■ **Problem to work on**: Transcribe the listing exactly, leaving out every picture.

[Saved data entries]
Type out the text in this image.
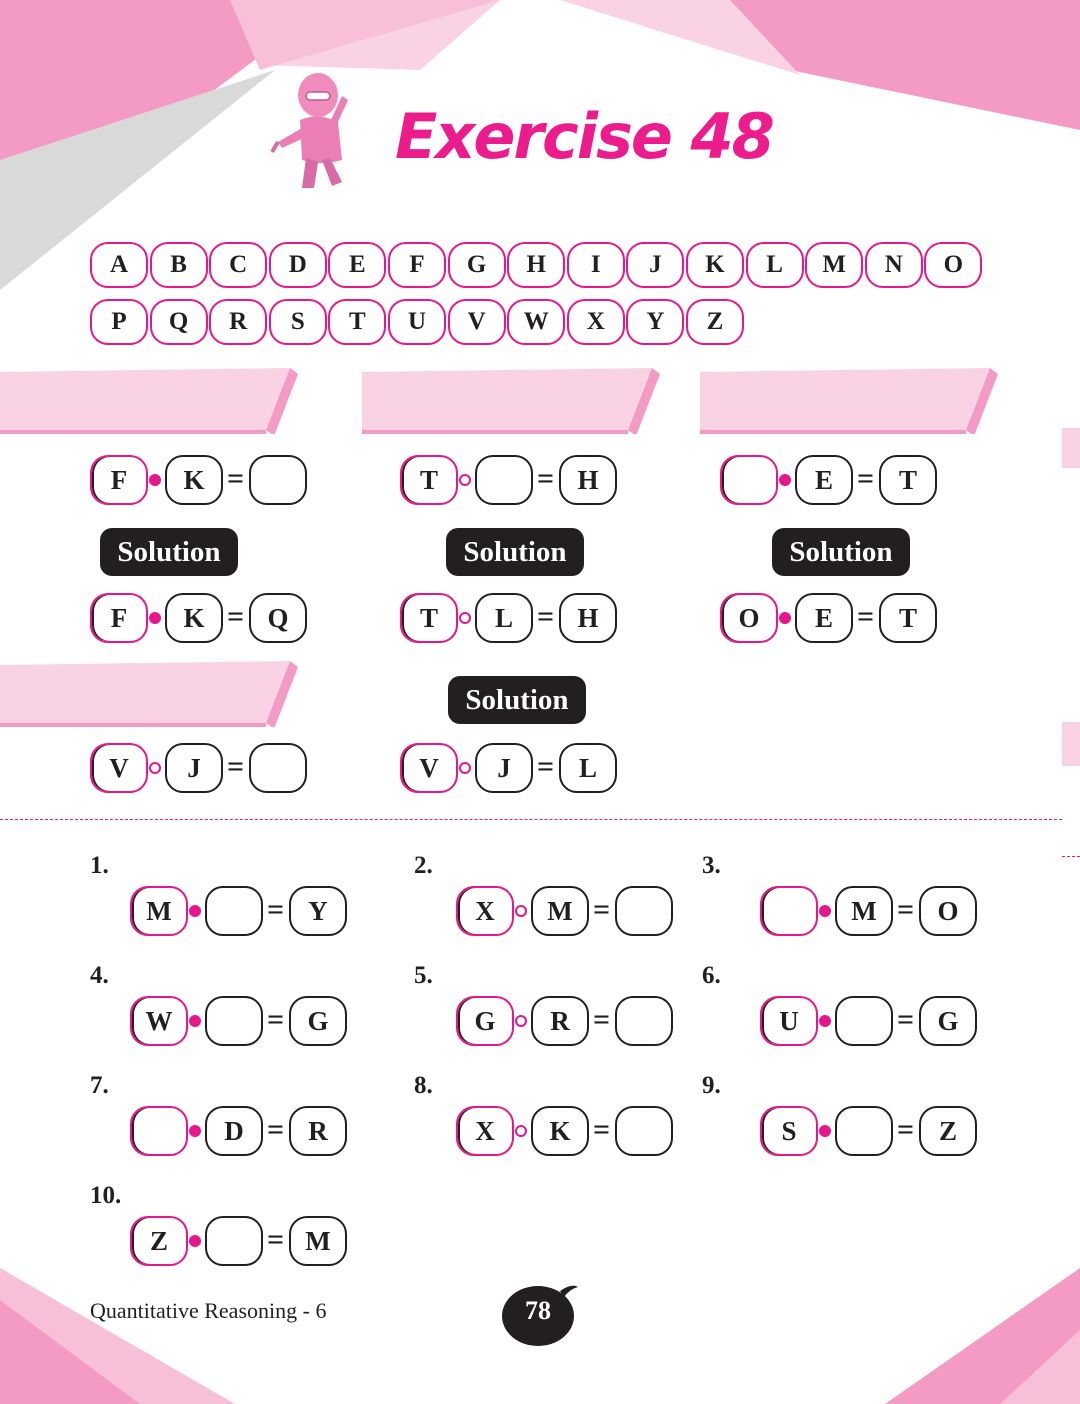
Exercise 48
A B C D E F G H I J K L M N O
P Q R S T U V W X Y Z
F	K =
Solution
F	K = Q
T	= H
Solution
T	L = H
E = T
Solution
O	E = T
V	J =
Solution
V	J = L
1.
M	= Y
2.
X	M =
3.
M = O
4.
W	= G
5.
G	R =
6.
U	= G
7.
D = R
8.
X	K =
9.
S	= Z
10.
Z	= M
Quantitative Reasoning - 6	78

■ **Response below**:
Type out the text in this image.
Exercise 48
A B C D E F G H I J K L M N O
P Q R S T U V W X Y Z
F	K =
Solution
F	K = Q
T	= H
Solution
T	L = H
E = T
Solution
O	E = T
V	J =
Solution
V	J = L
1.
M	= Y
2.
X	M =
3.
M = O
4.
W	= G
5.
G	R =
6.
U	= G
7.
D = R
8.
X	K =
9.
S	= Z
10.
Z	= M
Quantitative Reasoning - 6	78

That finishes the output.